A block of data
- - -

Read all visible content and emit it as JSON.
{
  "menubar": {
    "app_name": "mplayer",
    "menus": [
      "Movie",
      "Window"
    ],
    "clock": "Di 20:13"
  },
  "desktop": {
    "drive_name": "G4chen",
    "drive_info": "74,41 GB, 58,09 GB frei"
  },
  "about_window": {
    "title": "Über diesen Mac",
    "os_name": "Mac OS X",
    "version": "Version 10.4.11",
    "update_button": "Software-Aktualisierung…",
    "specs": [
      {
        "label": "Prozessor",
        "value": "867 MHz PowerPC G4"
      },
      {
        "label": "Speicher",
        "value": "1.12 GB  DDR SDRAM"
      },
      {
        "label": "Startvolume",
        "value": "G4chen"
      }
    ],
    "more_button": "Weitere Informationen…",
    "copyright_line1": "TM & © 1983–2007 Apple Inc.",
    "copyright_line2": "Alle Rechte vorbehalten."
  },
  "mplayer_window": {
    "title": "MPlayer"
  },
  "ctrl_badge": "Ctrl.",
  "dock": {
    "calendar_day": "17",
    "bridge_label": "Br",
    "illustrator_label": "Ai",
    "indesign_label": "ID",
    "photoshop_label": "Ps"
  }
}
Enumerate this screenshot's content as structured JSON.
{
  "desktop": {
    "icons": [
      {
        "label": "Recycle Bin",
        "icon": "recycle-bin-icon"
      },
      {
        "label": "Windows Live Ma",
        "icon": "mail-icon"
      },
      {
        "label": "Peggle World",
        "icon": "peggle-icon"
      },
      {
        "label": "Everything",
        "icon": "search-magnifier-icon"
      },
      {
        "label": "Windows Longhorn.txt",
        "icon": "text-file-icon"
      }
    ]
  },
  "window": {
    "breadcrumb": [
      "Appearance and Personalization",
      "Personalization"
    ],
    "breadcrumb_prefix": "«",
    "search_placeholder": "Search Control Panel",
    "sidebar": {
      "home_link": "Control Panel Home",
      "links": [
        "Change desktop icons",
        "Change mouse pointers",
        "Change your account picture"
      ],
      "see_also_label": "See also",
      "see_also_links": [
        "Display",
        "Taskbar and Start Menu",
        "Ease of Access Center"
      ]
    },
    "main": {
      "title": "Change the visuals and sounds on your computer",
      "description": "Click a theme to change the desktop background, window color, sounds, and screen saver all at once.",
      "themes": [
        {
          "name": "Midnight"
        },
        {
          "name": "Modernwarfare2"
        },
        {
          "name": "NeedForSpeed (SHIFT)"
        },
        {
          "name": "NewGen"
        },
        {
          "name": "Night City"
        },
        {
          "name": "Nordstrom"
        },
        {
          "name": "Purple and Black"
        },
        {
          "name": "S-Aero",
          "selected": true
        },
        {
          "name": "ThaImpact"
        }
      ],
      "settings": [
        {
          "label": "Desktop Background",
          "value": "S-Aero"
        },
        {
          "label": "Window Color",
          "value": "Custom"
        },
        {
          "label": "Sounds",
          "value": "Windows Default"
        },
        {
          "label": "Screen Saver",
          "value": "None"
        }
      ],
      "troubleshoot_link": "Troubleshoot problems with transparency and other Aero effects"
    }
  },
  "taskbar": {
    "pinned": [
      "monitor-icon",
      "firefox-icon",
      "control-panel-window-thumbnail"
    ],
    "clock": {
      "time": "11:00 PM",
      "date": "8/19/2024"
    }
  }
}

- - -

▸ PROBLEM STATEMENT: Pull out all lines of the data with the string "Personalization".

▸ ANSWER TO THE EXERCISE:
      "Appearance and Personalization",
      "Personalization"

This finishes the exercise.